**EXERCISE DETAILS:**
Wherever the word "Mathematical" appears in a line, extract that line.

[Excerpt from a dataset]
○ ○ ○ ○

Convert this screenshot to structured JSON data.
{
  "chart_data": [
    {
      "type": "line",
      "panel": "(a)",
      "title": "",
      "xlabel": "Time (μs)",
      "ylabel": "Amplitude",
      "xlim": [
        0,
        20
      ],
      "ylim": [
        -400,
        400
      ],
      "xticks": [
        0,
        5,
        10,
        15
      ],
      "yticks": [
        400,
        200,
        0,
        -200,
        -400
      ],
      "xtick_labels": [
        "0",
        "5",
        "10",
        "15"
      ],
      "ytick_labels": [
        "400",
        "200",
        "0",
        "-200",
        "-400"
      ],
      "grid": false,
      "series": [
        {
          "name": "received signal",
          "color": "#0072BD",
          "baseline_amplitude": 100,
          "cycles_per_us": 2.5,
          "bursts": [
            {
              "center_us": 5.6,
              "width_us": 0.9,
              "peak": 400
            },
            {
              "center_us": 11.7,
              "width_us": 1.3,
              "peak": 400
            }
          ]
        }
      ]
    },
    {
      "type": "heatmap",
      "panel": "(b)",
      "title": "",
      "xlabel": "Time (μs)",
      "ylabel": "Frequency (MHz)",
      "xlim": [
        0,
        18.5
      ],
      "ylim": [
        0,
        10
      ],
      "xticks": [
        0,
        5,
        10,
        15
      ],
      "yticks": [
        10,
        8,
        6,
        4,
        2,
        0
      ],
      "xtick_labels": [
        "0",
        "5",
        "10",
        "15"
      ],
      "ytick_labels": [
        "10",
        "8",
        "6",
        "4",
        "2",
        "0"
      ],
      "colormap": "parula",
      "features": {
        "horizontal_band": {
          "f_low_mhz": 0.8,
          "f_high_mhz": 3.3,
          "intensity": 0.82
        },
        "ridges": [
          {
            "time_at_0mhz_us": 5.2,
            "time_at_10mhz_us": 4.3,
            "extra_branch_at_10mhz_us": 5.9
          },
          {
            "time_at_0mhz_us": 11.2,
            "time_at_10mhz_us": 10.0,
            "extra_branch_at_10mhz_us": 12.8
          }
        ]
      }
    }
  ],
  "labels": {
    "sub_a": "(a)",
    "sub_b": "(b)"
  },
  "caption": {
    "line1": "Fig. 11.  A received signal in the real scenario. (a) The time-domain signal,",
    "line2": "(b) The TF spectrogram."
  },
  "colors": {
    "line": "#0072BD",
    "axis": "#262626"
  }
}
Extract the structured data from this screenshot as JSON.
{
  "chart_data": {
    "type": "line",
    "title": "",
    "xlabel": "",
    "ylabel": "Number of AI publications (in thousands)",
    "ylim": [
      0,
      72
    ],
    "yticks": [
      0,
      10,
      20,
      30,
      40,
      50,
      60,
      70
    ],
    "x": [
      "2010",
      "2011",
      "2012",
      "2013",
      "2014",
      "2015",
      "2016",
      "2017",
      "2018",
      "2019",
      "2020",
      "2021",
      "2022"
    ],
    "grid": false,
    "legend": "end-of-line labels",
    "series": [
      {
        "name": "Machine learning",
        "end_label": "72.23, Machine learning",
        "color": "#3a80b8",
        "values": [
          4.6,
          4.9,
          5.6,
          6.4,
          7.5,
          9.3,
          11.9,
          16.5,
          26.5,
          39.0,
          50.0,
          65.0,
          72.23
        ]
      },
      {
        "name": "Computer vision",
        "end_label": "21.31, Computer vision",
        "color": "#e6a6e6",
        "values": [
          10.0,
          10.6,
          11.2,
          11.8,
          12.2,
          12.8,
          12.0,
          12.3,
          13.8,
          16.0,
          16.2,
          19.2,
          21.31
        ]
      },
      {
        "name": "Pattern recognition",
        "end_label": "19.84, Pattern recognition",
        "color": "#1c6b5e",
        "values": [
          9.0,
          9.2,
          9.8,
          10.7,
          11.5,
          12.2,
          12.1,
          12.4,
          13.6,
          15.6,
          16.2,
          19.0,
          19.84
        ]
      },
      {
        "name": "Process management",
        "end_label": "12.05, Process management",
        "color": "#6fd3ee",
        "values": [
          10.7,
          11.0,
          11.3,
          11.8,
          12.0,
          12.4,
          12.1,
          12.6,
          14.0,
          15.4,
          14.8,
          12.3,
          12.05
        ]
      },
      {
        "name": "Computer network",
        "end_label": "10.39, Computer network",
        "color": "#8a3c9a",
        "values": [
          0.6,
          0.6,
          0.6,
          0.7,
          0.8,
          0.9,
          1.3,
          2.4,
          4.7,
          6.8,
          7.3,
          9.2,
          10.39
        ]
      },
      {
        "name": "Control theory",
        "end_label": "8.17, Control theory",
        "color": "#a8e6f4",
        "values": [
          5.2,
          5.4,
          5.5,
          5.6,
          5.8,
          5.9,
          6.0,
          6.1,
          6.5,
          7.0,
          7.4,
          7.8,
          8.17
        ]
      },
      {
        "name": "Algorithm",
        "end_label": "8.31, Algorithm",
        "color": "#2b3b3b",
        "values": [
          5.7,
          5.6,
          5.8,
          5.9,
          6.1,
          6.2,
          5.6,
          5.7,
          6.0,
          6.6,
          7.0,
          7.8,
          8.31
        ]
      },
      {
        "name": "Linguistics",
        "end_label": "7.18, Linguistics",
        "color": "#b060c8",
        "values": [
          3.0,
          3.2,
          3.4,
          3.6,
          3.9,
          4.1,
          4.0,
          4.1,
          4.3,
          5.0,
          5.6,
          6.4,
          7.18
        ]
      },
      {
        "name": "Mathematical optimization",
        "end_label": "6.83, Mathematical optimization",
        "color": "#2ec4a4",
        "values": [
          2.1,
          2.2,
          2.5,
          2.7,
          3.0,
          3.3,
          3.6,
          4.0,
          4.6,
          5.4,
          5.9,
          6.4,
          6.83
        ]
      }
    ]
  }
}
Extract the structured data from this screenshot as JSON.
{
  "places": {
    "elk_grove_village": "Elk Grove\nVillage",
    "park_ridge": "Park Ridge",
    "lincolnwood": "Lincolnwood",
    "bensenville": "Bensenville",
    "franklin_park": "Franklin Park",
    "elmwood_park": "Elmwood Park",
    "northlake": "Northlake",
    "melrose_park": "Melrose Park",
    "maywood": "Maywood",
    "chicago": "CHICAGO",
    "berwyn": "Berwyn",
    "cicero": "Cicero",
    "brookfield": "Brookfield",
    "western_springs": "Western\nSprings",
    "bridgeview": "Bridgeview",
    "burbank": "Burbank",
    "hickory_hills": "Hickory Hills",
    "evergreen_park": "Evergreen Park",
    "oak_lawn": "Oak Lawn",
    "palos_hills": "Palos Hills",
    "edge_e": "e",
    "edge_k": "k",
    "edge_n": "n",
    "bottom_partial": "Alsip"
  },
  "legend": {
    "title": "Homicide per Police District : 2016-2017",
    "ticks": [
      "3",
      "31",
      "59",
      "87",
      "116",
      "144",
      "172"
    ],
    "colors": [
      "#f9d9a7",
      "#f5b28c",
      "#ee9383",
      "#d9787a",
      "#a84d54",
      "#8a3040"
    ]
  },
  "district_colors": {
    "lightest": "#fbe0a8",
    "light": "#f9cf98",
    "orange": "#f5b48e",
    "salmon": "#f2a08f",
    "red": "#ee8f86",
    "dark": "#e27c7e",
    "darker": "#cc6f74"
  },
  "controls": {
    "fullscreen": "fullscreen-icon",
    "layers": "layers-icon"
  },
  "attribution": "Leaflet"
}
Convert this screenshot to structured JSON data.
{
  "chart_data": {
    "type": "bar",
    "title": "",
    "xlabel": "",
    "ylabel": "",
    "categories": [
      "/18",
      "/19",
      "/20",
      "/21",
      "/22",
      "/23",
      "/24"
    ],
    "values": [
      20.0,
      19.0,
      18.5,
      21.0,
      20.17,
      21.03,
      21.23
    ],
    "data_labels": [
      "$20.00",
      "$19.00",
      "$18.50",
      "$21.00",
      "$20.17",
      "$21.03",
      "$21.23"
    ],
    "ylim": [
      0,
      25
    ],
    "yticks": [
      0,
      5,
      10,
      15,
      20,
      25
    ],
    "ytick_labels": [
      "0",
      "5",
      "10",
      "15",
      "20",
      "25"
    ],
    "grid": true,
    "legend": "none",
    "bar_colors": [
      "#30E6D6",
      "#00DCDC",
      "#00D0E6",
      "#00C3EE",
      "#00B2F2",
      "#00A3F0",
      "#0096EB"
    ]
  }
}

○ ○ ○ ○

**RIGHT ANSWER:**
        "name": "Mathematical optimization",
        "end_label": "6.83, Mathematical optimization",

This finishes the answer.